* PROBLEM TO SOLVE: Output the full material exactly as it appears here.

* EXERCISE INPUT:

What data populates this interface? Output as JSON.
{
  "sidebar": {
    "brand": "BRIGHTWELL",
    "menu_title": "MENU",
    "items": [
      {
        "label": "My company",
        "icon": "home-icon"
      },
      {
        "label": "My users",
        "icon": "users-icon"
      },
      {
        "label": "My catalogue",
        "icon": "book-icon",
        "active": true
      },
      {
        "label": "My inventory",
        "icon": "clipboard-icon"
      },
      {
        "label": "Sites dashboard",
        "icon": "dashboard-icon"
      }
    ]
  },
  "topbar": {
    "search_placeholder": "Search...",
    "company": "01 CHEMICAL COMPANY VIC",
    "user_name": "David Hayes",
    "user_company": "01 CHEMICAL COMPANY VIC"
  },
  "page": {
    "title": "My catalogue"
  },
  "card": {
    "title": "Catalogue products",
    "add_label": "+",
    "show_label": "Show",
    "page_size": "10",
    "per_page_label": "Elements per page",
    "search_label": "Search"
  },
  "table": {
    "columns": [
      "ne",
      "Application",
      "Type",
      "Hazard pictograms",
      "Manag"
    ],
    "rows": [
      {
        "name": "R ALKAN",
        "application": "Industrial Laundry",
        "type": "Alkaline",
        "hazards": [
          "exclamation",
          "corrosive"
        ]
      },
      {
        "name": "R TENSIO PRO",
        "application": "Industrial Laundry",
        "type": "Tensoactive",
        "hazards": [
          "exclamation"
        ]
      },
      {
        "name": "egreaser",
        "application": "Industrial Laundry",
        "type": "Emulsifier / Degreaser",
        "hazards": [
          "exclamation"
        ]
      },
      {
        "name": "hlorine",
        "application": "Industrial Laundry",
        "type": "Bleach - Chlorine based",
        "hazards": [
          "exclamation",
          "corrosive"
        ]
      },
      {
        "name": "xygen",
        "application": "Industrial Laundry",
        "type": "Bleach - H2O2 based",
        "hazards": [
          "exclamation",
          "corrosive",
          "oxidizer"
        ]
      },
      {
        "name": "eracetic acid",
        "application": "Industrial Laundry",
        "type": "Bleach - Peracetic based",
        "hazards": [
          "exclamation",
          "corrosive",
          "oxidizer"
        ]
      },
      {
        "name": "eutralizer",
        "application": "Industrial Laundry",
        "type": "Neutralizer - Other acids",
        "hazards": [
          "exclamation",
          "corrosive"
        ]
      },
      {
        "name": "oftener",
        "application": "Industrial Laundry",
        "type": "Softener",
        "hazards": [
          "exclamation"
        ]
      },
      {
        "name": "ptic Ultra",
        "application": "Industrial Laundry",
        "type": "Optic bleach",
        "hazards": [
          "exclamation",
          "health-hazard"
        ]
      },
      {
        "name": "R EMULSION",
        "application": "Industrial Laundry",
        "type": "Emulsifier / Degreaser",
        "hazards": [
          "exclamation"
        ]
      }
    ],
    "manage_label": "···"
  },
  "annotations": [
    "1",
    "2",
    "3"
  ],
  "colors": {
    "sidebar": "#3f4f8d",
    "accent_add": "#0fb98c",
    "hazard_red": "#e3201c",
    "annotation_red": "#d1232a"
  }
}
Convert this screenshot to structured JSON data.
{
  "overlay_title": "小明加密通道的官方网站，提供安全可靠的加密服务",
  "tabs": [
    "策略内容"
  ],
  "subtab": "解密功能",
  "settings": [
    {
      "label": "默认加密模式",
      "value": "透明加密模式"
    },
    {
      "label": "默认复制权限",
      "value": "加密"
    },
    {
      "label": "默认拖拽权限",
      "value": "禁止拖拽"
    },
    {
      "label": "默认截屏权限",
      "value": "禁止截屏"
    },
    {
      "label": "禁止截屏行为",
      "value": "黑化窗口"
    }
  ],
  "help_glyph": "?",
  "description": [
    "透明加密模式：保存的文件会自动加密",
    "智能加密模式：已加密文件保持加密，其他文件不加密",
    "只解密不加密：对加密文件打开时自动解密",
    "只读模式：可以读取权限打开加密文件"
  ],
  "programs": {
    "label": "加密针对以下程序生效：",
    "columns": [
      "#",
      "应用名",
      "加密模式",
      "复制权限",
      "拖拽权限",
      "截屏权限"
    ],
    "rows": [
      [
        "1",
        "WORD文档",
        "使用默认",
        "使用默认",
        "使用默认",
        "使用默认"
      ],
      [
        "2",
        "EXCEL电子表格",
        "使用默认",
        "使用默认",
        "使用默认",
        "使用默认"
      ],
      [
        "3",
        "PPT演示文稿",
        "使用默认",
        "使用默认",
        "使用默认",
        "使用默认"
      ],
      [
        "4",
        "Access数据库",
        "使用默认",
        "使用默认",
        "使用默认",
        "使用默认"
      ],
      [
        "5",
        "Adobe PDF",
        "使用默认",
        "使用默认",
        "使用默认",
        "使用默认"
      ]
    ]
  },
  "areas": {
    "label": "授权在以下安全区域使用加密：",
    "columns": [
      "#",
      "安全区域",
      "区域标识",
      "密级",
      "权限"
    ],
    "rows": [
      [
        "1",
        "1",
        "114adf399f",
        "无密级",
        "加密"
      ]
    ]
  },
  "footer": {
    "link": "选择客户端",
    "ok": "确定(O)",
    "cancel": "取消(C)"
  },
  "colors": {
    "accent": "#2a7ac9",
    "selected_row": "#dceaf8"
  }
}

* OUTPUT BELOW:
What data populates this interface? Output as JSON.
{
  "sidebar": {
    "brand": "BRIGHTWELL",
    "menu_title": "MENU",
    "items": [
      {
        "label": "My company",
        "icon": "home-icon"
      },
      {
        "label": "My users",
        "icon": "users-icon"
      },
      {
        "label": "My catalogue",
        "icon": "book-icon",
        "active": true
      },
      {
        "label": "My inventory",
        "icon": "clipboard-icon"
      },
      {
        "label": "Sites dashboard",
        "icon": "dashboard-icon"
      }
    ]
  },
  "topbar": {
    "search_placeholder": "Search...",
    "company": "01 CHEMICAL COMPANY VIC",
    "user_name": "David Hayes",
    "user_company": "01 CHEMICAL COMPANY VIC"
  },
  "page": {
    "title": "My catalogue"
  },
  "card": {
    "title": "Catalogue products",
    "add_label": "+",
    "show_label": "Show",
    "page_size": "10",
    "per_page_label": "Elements per page",
    "search_label": "Search"
  },
  "table": {
    "columns": [
      "ne",
      "Application",
      "Type",
      "Hazard pictograms",
      "Manag"
    ],
    "rows": [
      {
        "name": "R ALKAN",
        "application": "Industrial Laundry",
        "type": "Alkaline",
        "hazards": [
          "exclamation",
          "corrosive"
        ]
      },
      {
        "name": "R TENSIO PRO",
        "application": "Industrial Laundry",
        "type": "Tensoactive",
        "hazards": [
          "exclamation"
        ]
      },
      {
        "name": "egreaser",
        "application": "Industrial Laundry",
        "type": "Emulsifier / Degreaser",
        "hazards": [
          "exclamation"
        ]
      },
      {
        "name": "hlorine",
        "application": "Industrial Laundry",
        "type": "Bleach - Chlorine based",
        "hazards": [
          "exclamation",
          "corrosive"
        ]
      },
      {
        "name": "xygen",
        "application": "Industrial Laundry",
        "type": "Bleach - H2O2 based",
        "hazards": [
          "exclamation",
          "corrosive",
          "oxidizer"
        ]
      },
      {
        "name": "eracetic acid",
        "application": "Industrial Laundry",
        "type": "Bleach - Peracetic based",
        "hazards": [
          "exclamation",
          "corrosive",
          "oxidizer"
        ]
      },
      {
        "name": "eutralizer",
        "application": "Industrial Laundry",
        "type": "Neutralizer - Other acids",
        "hazards": [
          "exclamation",
          "corrosive"
        ]
      },
      {
        "name": "oftener",
        "application": "Industrial Laundry",
        "type": "Softener",
        "hazards": [
          "exclamation"
        ]
      },
      {
        "name": "ptic Ultra",
        "application": "Industrial Laundry",
        "type": "Optic bleach",
        "hazards": [
          "exclamation",
          "health-hazard"
        ]
      },
      {
        "name": "R EMULSION",
        "application": "Industrial Laundry",
        "type": "Emulsifier / Degreaser",
        "hazards": [
          "exclamation"
        ]
      }
    ],
    "manage_label": "···"
  },
  "annotations": [
    "1",
    "2",
    "3"
  ],
  "colors": {
    "sidebar": "#3f4f8d",
    "accent_add": "#0fb98c",
    "hazard_red": "#e3201c",
    "annotation_red": "#d1232a"
  }
}
Convert this screenshot to structured JSON data.
{
  "overlay_title": "小明加密通道的官方网站，提供安全可靠的加密服务",
  "tabs": [
    "策略内容"
  ],
  "subtab": "解密功能",
  "settings": [
    {
      "label": "默认加密模式",
      "value": "透明加密模式"
    },
    {
      "label": "默认复制权限",
      "value": "加密"
    },
    {
      "label": "默认拖拽权限",
      "value": "禁止拖拽"
    },
    {
      "label": "默认截屏权限",
      "value": "禁止截屏"
    },
    {
      "label": "禁止截屏行为",
      "value": "黑化窗口"
    }
  ],
  "help_glyph": "?",
  "description": [
    "透明加密模式：保存的文件会自动加密",
    "智能加密模式：已加密文件保持加密，其他文件不加密",
    "只解密不加密：对加密文件打开时自动解密",
    "只读模式：可以读取权限打开加密文件"
  ],
  "programs": {
    "label": "加密针对以下程序生效：",
    "columns": [
      "#",
      "应用名",
      "加密模式",
      "复制权限",
      "拖拽权限",
      "截屏权限"
    ],
    "rows": [
      [
        "1",
        "WORD文档",
        "使用默认",
        "使用默认",
        "使用默认",
        "使用默认"
      ],
      [
        "2",
        "EXCEL电子表格",
        "使用默认",
        "使用默认",
        "使用默认",
        "使用默认"
      ],
      [
        "3",
        "PPT演示文稿",
        "使用默认",
        "使用默认",
        "使用默认",
        "使用默认"
      ],
      [
        "4",
        "Access数据库",
        "使用默认",
        "使用默认",
        "使用默认",
        "使用默认"
      ],
      [
        "5",
        "Adobe PDF",
        "使用默认",
        "使用默认",
        "使用默认",
        "使用默认"
      ]
    ]
  },
  "areas": {
    "label": "授权在以下安全区域使用加密：",
    "columns": [
      "#",
      "安全区域",
      "区域标识",
      "密级",
      "权限"
    ],
    "rows": [
      [
        "1",
        "1",
        "114adf399f",
        "无密级",
        "加密"
      ]
    ]
  },
  "footer": {
    "link": "选择客户端",
    "ok": "确定(O)",
    "cancel": "取消(C)"
  },
  "colors": {
    "accent": "#2a7ac9",
    "selected_row": "#dceaf8"
  }
}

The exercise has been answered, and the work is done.